Challenge: Return every entry exactly.

Dataset entries:
=====
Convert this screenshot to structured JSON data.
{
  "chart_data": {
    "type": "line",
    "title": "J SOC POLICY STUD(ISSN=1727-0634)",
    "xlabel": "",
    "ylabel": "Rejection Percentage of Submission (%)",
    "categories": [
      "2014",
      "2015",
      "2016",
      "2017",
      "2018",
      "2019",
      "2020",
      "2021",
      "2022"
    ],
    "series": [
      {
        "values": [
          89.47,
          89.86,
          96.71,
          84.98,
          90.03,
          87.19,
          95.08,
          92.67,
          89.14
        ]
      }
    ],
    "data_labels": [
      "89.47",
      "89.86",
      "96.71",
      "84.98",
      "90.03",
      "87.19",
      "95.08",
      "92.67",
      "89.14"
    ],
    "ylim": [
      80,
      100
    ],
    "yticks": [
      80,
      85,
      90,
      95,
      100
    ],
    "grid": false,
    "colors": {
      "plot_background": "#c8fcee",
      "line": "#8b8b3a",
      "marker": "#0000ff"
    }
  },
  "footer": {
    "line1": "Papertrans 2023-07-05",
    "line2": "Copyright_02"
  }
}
=====
Reply to the task:
Convert this screenshot to structured JSON data.
{
  "chart_data": {
    "type": "line",
    "title": "J SOC POLICY STUD(ISSN=1727-0634)",
    "xlabel": "",
    "ylabel": "Rejection Percentage of Submission (%)",
    "categories": [
      "2014",
      "2015",
      "2016",
      "2017",
      "2018",
      "2019",
      "2020",
      "2021",
      "2022"
    ],
    "series": [
      {
        "values": [
          89.47,
          89.86,
          96.71,
          84.98,
          90.03,
          87.19,
          95.08,
          92.67,
          89.14
        ]
      }
    ],
    "data_labels": [
      "89.47",
      "89.86",
      "96.71",
      "84.98",
      "90.03",
      "87.19",
      "95.08",
      "92.67",
      "89.14"
    ],
    "ylim": [
      80,
      100
    ],
    "yticks": [
      80,
      85,
      90,
      95,
      100
    ],
    "grid": false,
    "colors": {
      "plot_background": "#c8fcee",
      "line": "#8b8b3a",
      "marker": "#0000ff"
    }
  },
  "footer": {
    "line1": "Papertrans 2023-07-05",
    "line2": "Copyright_02"
  }
}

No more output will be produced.